Instruction – Exact repetition of every entry is required.

Source data –
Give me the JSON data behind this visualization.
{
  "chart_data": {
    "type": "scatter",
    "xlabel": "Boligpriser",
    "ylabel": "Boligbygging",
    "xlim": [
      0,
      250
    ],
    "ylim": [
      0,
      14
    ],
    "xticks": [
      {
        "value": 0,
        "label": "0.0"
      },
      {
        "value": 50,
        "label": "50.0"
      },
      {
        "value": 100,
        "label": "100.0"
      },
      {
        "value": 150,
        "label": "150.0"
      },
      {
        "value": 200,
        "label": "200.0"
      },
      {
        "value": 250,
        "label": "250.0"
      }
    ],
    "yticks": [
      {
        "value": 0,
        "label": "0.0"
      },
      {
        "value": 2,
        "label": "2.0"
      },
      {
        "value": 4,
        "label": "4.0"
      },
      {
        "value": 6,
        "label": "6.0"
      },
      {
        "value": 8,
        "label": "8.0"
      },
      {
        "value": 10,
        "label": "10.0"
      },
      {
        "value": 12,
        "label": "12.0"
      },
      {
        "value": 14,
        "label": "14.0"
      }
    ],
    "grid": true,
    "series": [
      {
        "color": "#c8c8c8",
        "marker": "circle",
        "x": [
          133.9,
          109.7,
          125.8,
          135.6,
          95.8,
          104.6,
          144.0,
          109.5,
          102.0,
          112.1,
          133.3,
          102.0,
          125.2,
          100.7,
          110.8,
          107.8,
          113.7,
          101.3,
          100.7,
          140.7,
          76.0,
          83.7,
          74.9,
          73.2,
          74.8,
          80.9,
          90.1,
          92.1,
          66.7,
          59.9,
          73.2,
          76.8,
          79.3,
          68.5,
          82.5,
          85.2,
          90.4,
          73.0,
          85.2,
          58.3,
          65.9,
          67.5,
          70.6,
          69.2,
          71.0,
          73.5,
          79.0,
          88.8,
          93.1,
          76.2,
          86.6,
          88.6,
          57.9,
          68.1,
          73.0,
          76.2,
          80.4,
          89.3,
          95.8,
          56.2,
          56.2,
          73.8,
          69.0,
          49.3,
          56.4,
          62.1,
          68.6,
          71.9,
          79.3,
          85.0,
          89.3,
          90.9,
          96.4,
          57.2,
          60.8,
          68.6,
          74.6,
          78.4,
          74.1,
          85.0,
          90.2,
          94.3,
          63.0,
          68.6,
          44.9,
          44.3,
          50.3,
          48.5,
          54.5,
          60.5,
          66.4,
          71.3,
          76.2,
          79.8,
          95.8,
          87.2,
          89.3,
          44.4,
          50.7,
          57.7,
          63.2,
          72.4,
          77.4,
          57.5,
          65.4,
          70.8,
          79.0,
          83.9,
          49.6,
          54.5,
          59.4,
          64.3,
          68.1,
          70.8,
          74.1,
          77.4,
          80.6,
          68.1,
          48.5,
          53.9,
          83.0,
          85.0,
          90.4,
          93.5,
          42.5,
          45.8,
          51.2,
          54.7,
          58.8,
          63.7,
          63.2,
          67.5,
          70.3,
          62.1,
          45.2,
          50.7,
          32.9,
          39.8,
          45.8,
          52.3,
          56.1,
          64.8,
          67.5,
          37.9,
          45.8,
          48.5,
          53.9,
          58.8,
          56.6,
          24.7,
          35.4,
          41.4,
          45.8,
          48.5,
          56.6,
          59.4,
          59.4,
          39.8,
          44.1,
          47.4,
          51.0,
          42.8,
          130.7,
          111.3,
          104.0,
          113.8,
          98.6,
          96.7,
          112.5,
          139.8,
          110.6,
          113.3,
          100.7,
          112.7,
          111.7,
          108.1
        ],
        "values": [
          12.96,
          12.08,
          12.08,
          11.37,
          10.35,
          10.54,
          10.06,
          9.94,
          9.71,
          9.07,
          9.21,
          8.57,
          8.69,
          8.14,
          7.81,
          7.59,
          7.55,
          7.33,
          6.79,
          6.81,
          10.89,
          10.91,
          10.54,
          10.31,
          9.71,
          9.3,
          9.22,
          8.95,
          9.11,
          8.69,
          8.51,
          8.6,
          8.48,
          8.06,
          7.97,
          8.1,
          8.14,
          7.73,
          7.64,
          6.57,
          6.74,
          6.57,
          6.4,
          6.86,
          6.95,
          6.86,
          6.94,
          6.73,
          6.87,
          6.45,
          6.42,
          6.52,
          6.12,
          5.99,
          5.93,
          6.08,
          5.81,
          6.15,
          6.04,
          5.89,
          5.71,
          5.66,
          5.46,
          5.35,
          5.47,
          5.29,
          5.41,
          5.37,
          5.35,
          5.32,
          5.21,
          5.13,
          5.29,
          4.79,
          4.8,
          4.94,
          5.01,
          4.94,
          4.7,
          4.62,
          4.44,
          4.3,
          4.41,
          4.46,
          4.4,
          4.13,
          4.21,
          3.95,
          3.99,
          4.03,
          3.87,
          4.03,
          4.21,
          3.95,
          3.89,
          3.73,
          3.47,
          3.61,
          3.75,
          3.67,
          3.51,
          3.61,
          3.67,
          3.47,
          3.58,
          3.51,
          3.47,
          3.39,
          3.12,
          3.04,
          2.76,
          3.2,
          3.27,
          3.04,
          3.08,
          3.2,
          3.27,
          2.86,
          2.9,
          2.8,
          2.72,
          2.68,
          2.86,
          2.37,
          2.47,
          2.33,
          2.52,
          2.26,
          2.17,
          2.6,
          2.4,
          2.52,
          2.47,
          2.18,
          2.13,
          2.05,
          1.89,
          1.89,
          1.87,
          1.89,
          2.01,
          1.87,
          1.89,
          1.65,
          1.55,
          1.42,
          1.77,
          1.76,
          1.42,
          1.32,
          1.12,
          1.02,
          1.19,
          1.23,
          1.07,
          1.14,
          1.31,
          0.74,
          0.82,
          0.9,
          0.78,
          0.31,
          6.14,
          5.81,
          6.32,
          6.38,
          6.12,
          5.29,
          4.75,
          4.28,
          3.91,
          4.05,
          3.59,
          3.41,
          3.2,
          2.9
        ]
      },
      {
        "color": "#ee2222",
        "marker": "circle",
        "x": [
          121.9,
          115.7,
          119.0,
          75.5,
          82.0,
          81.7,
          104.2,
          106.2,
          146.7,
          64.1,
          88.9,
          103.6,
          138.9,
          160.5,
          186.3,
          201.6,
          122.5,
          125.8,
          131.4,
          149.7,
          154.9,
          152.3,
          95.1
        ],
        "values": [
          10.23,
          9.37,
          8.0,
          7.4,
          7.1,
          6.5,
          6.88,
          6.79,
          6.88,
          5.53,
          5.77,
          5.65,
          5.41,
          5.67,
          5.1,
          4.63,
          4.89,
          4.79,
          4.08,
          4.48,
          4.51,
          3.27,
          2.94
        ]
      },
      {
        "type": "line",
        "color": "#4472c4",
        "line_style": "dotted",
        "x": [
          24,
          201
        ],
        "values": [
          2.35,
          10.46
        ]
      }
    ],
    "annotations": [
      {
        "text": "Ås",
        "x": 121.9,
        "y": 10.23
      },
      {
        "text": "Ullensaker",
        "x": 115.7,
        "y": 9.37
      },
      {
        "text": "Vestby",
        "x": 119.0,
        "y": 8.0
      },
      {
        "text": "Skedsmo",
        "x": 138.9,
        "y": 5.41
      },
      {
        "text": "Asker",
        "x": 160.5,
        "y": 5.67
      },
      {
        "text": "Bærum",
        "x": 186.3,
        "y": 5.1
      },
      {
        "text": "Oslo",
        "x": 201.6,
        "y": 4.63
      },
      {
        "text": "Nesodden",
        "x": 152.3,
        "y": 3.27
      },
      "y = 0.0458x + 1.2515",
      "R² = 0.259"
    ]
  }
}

Solution below –
Give me the JSON data behind this visualization.
{
  "chart_data": {
    "type": "scatter",
    "xlabel": "Boligpriser",
    "ylabel": "Boligbygging",
    "xlim": [
      0,
      250
    ],
    "ylim": [
      0,
      14
    ],
    "xticks": [
      {
        "value": 0,
        "label": "0.0"
      },
      {
        "value": 50,
        "label": "50.0"
      },
      {
        "value": 100,
        "label": "100.0"
      },
      {
        "value": 150,
        "label": "150.0"
      },
      {
        "value": 200,
        "label": "200.0"
      },
      {
        "value": 250,
        "label": "250.0"
      }
    ],
    "yticks": [
      {
        "value": 0,
        "label": "0.0"
      },
      {
        "value": 2,
        "label": "2.0"
      },
      {
        "value": 4,
        "label": "4.0"
      },
      {
        "value": 6,
        "label": "6.0"
      },
      {
        "value": 8,
        "label": "8.0"
      },
      {
        "value": 10,
        "label": "10.0"
      },
      {
        "value": 12,
        "label": "12.0"
      },
      {
        "value": 14,
        "label": "14.0"
      }
    ],
    "grid": true,
    "series": [
      {
        "color": "#c8c8c8",
        "marker": "circle",
        "x": [
          133.9,
          109.7,
          125.8,
          135.6,
          95.8,
          104.6,
          144.0,
          109.5,
          102.0,
          112.1,
          133.3,
          102.0,
          125.2,
          100.7,
          110.8,
          107.8,
          113.7,
          101.3,
          100.7,
          140.7,
          76.0,
          83.7,
          74.9,
          73.2,
          74.8,
          80.9,
          90.1,
          92.1,
          66.7,
          59.9,
          73.2,
          76.8,
          79.3,
          68.5,
          82.5,
          85.2,
          90.4,
          73.0,
          85.2,
          58.3,
          65.9,
          67.5,
          70.6,
          69.2,
          71.0,
          73.5,
          79.0,
          88.8,
          93.1,
          76.2,
          86.6,
          88.6,
          57.9,
          68.1,
          73.0,
          76.2,
          80.4,
          89.3,
          95.8,
          56.2,
          56.2,
          73.8,
          69.0,
          49.3,
          56.4,
          62.1,
          68.6,
          71.9,
          79.3,
          85.0,
          89.3,
          90.9,
          96.4,
          57.2,
          60.8,
          68.6,
          74.6,
          78.4,
          74.1,
          85.0,
          90.2,
          94.3,
          63.0,
          68.6,
          44.9,
          44.3,
          50.3,
          48.5,
          54.5,
          60.5,
          66.4,
          71.3,
          76.2,
          79.8,
          95.8,
          87.2,
          89.3,
          44.4,
          50.7,
          57.7,
          63.2,
          72.4,
          77.4,
          57.5,
          65.4,
          70.8,
          79.0,
          83.9,
          49.6,
          54.5,
          59.4,
          64.3,
          68.1,
          70.8,
          74.1,
          77.4,
          80.6,
          68.1,
          48.5,
          53.9,
          83.0,
          85.0,
          90.4,
          93.5,
          42.5,
          45.8,
          51.2,
          54.7,
          58.8,
          63.7,
          63.2,
          67.5,
          70.3,
          62.1,
          45.2,
          50.7,
          32.9,
          39.8,
          45.8,
          52.3,
          56.1,
          64.8,
          67.5,
          37.9,
          45.8,
          48.5,
          53.9,
          58.8,
          56.6,
          24.7,
          35.4,
          41.4,
          45.8,
          48.5,
          56.6,
          59.4,
          59.4,
          39.8,
          44.1,
          47.4,
          51.0,
          42.8,
          130.7,
          111.3,
          104.0,
          113.8,
          98.6,
          96.7,
          112.5,
          139.8,
          110.6,
          113.3,
          100.7,
          112.7,
          111.7,
          108.1
        ],
        "values": [
          12.96,
          12.08,
          12.08,
          11.37,
          10.35,
          10.54,
          10.06,
          9.94,
          9.71,
          9.07,
          9.21,
          8.57,
          8.69,
          8.14,
          7.81,
          7.59,
          7.55,
          7.33,
          6.79,
          6.81,
          10.89,
          10.91,
          10.54,
          10.31,
          9.71,
          9.3,
          9.22,
          8.95,
          9.11,
          8.69,
          8.51,
          8.6,
          8.48,
          8.06,
          7.97,
          8.1,
          8.14,
          7.73,
          7.64,
          6.57,
          6.74,
          6.57,
          6.4,
          6.86,
          6.95,
          6.86,
          6.94,
          6.73,
          6.87,
          6.45,
          6.42,
          6.52,
          6.12,
          5.99,
          5.93,
          6.08,
          5.81,
          6.15,
          6.04,
          5.89,
          5.71,
          5.66,
          5.46,
          5.35,
          5.47,
          5.29,
          5.41,
          5.37,
          5.35,
          5.32,
          5.21,
          5.13,
          5.29,
          4.79,
          4.8,
          4.94,
          5.01,
          4.94,
          4.7,
          4.62,
          4.44,
          4.3,
          4.41,
          4.46,
          4.4,
          4.13,
          4.21,
          3.95,
          3.99,
          4.03,
          3.87,
          4.03,
          4.21,
          3.95,
          3.89,
          3.73,
          3.47,
          3.61,
          3.75,
          3.67,
          3.51,
          3.61,
          3.67,
          3.47,
          3.58,
          3.51,
          3.47,
          3.39,
          3.12,
          3.04,
          2.76,
          3.2,
          3.27,
          3.04,
          3.08,
          3.2,
          3.27,
          2.86,
          2.9,
          2.8,
          2.72,
          2.68,
          2.86,
          2.37,
          2.47,
          2.33,
          2.52,
          2.26,
          2.17,
          2.6,
          2.4,
          2.52,
          2.47,
          2.18,
          2.13,
          2.05,
          1.89,
          1.89,
          1.87,
          1.89,
          2.01,
          1.87,
          1.89,
          1.65,
          1.55,
          1.42,
          1.77,
          1.76,
          1.42,
          1.32,
          1.12,
          1.02,
          1.19,
          1.23,
          1.07,
          1.14,
          1.31,
          0.74,
          0.82,
          0.9,
          0.78,
          0.31,
          6.14,
          5.81,
          6.32,
          6.38,
          6.12,
          5.29,
          4.75,
          4.28,
          3.91,
          4.05,
          3.59,
          3.41,
          3.2,
          2.9
        ]
      },
      {
        "color": "#ee2222",
        "marker": "circle",
        "x": [
          121.9,
          115.7,
          119.0,
          75.5,
          82.0,
          81.7,
          104.2,
          106.2,
          146.7,
          64.1,
          88.9,
          103.6,
          138.9,
          160.5,
          186.3,
          201.6,
          122.5,
          125.8,
          131.4,
          149.7,
          154.9,
          152.3,
          95.1
        ],
        "values": [
          10.23,
          9.37,
          8.0,
          7.4,
          7.1,
          6.5,
          6.88,
          6.79,
          6.88,
          5.53,
          5.77,
          5.65,
          5.41,
          5.67,
          5.1,
          4.63,
          4.89,
          4.79,
          4.08,
          4.48,
          4.51,
          3.27,
          2.94
        ]
      },
      {
        "type": "line",
        "color": "#4472c4",
        "line_style": "dotted",
        "x": [
          24,
          201
        ],
        "values": [
          2.35,
          10.46
        ]
      }
    ],
    "annotations": [
      {
        "text": "Ås",
        "x": 121.9,
        "y": 10.23
      },
      {
        "text": "Ullensaker",
        "x": 115.7,
        "y": 9.37
      },
      {
        "text": "Vestby",
        "x": 119.0,
        "y": 8.0
      },
      {
        "text": "Skedsmo",
        "x": 138.9,
        "y": 5.41
      },
      {
        "text": "Asker",
        "x": 160.5,
        "y": 5.67
      },
      {
        "text": "Bærum",
        "x": 186.3,
        "y": 5.1
      },
      {
        "text": "Oslo",
        "x": 201.6,
        "y": 4.63
      },
      {
        "text": "Nesodden",
        "x": 152.3,
        "y": 3.27
      },
      "y = 0.0458x + 1.2515",
      "R² = 0.259"
    ]
  }
}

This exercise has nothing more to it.